## PROBLEM TO SOLVE
Locate the string "group" throughout the material and copy every line in which it occurs.

## TASK INPUTS
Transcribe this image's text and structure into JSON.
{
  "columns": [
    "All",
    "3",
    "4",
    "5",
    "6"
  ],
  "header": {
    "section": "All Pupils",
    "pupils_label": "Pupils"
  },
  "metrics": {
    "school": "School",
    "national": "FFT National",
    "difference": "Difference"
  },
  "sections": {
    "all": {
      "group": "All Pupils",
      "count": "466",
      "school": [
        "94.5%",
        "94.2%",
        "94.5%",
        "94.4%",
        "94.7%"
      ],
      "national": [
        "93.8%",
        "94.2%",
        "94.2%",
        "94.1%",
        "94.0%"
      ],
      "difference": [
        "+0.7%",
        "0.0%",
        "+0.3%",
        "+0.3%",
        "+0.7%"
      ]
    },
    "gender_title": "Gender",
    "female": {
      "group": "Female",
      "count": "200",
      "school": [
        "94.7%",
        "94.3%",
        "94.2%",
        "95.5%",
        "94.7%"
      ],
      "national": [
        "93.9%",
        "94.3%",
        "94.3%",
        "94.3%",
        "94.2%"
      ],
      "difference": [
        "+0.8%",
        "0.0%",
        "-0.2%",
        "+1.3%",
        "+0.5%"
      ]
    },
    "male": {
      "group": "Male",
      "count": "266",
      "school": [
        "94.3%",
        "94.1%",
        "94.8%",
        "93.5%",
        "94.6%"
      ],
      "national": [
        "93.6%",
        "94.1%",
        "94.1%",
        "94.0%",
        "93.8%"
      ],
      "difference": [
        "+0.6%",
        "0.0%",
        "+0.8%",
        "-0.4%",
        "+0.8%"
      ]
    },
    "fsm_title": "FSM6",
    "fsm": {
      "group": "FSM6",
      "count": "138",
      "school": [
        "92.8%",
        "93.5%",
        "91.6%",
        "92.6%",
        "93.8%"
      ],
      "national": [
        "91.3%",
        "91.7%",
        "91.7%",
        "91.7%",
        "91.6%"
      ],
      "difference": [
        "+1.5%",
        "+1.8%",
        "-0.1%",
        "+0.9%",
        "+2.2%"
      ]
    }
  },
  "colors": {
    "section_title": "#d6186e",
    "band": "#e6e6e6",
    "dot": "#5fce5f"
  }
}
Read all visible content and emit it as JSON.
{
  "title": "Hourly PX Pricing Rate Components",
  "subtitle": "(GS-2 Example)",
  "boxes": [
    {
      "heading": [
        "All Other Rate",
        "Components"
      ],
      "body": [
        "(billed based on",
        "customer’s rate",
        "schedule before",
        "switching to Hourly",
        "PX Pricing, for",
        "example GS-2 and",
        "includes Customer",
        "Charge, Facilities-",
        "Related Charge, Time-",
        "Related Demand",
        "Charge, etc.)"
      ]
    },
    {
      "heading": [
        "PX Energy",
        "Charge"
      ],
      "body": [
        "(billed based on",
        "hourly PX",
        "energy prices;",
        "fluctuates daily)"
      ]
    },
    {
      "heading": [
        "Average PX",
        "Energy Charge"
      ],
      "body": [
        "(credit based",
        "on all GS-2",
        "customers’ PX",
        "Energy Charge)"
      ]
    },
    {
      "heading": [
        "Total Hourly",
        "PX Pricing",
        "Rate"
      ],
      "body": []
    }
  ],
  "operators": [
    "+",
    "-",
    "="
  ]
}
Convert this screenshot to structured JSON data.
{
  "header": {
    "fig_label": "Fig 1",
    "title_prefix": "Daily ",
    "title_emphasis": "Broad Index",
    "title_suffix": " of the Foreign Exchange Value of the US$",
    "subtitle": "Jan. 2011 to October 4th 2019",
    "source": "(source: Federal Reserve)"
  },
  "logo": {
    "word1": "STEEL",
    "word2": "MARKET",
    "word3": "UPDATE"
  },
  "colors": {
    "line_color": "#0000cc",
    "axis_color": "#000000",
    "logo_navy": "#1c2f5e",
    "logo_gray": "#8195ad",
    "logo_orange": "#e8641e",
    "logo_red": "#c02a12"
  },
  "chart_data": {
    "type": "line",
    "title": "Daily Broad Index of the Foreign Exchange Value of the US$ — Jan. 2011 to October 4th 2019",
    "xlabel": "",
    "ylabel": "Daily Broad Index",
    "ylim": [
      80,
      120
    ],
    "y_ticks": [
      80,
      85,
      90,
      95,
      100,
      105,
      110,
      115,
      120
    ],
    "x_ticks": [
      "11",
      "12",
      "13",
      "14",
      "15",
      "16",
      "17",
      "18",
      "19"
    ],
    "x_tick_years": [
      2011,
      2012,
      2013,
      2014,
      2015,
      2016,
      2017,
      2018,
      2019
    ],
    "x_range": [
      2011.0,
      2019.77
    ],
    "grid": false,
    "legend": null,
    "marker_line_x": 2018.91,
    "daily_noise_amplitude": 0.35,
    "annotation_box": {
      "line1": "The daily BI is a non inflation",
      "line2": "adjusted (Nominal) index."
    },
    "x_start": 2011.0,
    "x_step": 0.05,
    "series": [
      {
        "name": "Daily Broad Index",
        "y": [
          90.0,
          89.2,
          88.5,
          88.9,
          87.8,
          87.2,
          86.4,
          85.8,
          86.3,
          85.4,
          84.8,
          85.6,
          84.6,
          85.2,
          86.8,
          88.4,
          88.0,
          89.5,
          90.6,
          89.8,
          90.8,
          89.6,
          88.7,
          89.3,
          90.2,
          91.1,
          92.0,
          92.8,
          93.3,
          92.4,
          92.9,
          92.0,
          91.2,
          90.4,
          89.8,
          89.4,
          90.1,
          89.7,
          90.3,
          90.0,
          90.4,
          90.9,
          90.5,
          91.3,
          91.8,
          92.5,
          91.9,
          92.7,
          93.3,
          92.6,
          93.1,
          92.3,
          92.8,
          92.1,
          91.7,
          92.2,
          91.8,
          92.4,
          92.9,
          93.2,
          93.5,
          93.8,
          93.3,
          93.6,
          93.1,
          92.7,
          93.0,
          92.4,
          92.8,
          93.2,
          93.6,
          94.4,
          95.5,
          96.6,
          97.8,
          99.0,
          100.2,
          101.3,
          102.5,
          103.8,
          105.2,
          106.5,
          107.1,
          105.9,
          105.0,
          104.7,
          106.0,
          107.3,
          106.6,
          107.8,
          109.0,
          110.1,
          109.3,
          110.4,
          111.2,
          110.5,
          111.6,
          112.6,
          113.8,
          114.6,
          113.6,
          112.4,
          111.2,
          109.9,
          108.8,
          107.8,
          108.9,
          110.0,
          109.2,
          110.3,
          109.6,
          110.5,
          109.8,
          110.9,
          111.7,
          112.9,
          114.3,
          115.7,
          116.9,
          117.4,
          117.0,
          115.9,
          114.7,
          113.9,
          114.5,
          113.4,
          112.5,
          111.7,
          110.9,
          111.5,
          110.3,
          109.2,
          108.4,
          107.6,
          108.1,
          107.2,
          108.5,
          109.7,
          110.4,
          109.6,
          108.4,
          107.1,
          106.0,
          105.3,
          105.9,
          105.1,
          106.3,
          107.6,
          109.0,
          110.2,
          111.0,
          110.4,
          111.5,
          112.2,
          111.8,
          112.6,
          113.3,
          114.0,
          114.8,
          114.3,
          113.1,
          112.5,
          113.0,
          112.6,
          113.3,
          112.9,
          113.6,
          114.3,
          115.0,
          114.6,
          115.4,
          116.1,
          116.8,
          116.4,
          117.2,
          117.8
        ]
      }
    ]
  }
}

## RESPONSE TO THE EXERCISE
      "group": "All Pupils",
      "group": "Female",
      "group": "Male",
      "group": "FSM6",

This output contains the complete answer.